- [Problem requirements]
Your task is to print all of the data word for word.
========================================
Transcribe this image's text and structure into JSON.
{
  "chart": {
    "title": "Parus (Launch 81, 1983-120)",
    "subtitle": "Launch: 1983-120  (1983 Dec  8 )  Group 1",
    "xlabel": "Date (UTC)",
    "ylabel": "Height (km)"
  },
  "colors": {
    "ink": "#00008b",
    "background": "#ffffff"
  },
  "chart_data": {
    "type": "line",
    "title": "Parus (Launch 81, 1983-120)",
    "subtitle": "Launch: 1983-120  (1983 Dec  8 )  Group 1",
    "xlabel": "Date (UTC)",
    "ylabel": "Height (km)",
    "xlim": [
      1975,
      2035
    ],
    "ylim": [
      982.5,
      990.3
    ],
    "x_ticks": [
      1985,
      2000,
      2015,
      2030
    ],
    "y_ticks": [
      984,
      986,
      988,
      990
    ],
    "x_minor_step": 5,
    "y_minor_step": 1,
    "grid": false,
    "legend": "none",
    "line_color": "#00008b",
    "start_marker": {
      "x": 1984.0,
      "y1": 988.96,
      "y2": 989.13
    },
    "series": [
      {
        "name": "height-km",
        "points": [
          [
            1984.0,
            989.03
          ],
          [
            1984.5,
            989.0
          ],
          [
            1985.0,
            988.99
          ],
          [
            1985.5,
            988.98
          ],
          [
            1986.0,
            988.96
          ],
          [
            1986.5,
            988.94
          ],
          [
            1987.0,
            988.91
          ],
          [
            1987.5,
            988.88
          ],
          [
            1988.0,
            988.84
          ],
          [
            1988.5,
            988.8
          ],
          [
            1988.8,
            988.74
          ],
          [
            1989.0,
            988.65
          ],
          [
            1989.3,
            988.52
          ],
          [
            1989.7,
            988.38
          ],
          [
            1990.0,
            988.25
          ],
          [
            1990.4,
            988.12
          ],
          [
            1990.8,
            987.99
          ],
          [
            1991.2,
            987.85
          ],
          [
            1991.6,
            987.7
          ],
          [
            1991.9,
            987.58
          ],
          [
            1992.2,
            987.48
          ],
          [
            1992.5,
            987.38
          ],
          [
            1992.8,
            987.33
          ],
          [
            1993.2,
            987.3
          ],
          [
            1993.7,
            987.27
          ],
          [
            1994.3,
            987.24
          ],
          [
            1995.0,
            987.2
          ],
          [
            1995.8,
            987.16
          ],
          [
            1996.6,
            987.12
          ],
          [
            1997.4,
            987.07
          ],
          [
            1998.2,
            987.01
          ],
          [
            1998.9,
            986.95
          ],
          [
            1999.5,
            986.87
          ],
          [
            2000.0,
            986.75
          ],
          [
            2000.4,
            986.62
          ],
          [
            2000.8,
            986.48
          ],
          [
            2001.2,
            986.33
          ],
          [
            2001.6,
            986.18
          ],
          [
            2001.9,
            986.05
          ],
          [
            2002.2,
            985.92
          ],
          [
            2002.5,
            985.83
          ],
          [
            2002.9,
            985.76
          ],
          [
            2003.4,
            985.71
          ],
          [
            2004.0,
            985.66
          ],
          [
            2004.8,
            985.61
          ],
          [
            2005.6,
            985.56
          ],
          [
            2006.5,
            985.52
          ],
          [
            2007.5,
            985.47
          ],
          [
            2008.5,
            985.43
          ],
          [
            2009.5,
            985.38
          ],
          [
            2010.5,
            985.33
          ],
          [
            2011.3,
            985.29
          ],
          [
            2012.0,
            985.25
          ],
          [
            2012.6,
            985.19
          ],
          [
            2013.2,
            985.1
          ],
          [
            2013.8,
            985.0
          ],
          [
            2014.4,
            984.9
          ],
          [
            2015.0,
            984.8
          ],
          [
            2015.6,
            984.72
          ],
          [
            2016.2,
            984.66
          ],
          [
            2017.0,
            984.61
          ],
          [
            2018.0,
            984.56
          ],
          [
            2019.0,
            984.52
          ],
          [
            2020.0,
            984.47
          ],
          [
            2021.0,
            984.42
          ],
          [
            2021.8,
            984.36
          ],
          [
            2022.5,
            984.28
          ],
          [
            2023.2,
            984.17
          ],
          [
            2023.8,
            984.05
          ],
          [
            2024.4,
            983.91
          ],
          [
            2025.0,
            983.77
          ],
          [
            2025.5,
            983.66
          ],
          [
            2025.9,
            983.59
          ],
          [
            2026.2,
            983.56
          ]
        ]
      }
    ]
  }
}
========================================
- [Output of the task]
Transcribe this image's text and structure into JSON.
{
  "chart": {
    "title": "Parus (Launch 81, 1983-120)",
    "subtitle": "Launch: 1983-120  (1983 Dec  8 )  Group 1",
    "xlabel": "Date (UTC)",
    "ylabel": "Height (km)"
  },
  "colors": {
    "ink": "#00008b",
    "background": "#ffffff"
  },
  "chart_data": {
    "type": "line",
    "title": "Parus (Launch 81, 1983-120)",
    "subtitle": "Launch: 1983-120  (1983 Dec  8 )  Group 1",
    "xlabel": "Date (UTC)",
    "ylabel": "Height (km)",
    "xlim": [
      1975,
      2035
    ],
    "ylim": [
      982.5,
      990.3
    ],
    "x_ticks": [
      1985,
      2000,
      2015,
      2030
    ],
    "y_ticks": [
      984,
      986,
      988,
      990
    ],
    "x_minor_step": 5,
    "y_minor_step": 1,
    "grid": false,
    "legend": "none",
    "line_color": "#00008b",
    "start_marker": {
      "x": 1984.0,
      "y1": 988.96,
      "y2": 989.13
    },
    "series": [
      {
        "name": "height-km",
        "points": [
          [
            1984.0,
            989.03
          ],
          [
            1984.5,
            989.0
          ],
          [
            1985.0,
            988.99
          ],
          [
            1985.5,
            988.98
          ],
          [
            1986.0,
            988.96
          ],
          [
            1986.5,
            988.94
          ],
          [
            1987.0,
            988.91
          ],
          [
            1987.5,
            988.88
          ],
          [
            1988.0,
            988.84
          ],
          [
            1988.5,
            988.8
          ],
          [
            1988.8,
            988.74
          ],
          [
            1989.0,
            988.65
          ],
          [
            1989.3,
            988.52
          ],
          [
            1989.7,
            988.38
          ],
          [
            1990.0,
            988.25
          ],
          [
            1990.4,
            988.12
          ],
          [
            1990.8,
            987.99
          ],
          [
            1991.2,
            987.85
          ],
          [
            1991.6,
            987.7
          ],
          [
            1991.9,
            987.58
          ],
          [
            1992.2,
            987.48
          ],
          [
            1992.5,
            987.38
          ],
          [
            1992.8,
            987.33
          ],
          [
            1993.2,
            987.3
          ],
          [
            1993.7,
            987.27
          ],
          [
            1994.3,
            987.24
          ],
          [
            1995.0,
            987.2
          ],
          [
            1995.8,
            987.16
          ],
          [
            1996.6,
            987.12
          ],
          [
            1997.4,
            987.07
          ],
          [
            1998.2,
            987.01
          ],
          [
            1998.9,
            986.95
          ],
          [
            1999.5,
            986.87
          ],
          [
            2000.0,
            986.75
          ],
          [
            2000.4,
            986.62
          ],
          [
            2000.8,
            986.48
          ],
          [
            2001.2,
            986.33
          ],
          [
            2001.6,
            986.18
          ],
          [
            2001.9,
            986.05
          ],
          [
            2002.2,
            985.92
          ],
          [
            2002.5,
            985.83
          ],
          [
            2002.9,
            985.76
          ],
          [
            2003.4,
            985.71
          ],
          [
            2004.0,
            985.66
          ],
          [
            2004.8,
            985.61
          ],
          [
            2005.6,
            985.56
          ],
          [
            2006.5,
            985.52
          ],
          [
            2007.5,
            985.47
          ],
          [
            2008.5,
            985.43
          ],
          [
            2009.5,
            985.38
          ],
          [
            2010.5,
            985.33
          ],
          [
            2011.3,
            985.29
          ],
          [
            2012.0,
            985.25
          ],
          [
            2012.6,
            985.19
          ],
          [
            2013.2,
            985.1
          ],
          [
            2013.8,
            985.0
          ],
          [
            2014.4,
            984.9
          ],
          [
            2015.0,
            984.8
          ],
          [
            2015.6,
            984.72
          ],
          [
            2016.2,
            984.66
          ],
          [
            2017.0,
            984.61
          ],
          [
            2018.0,
            984.56
          ],
          [
            2019.0,
            984.52
          ],
          [
            2020.0,
            984.47
          ],
          [
            2021.0,
            984.42
          ],
          [
            2021.8,
            984.36
          ],
          [
            2022.5,
            984.28
          ],
          [
            2023.2,
            984.17
          ],
          [
            2023.8,
            984.05
          ],
          [
            2024.4,
            983.91
          ],
          [
            2025.0,
            983.77
          ],
          [
            2025.5,
            983.66
          ],
          [
            2025.9,
            983.59
          ],
          [
            2026.2,
            983.56
          ]
        ]
      }
    ]
  }
}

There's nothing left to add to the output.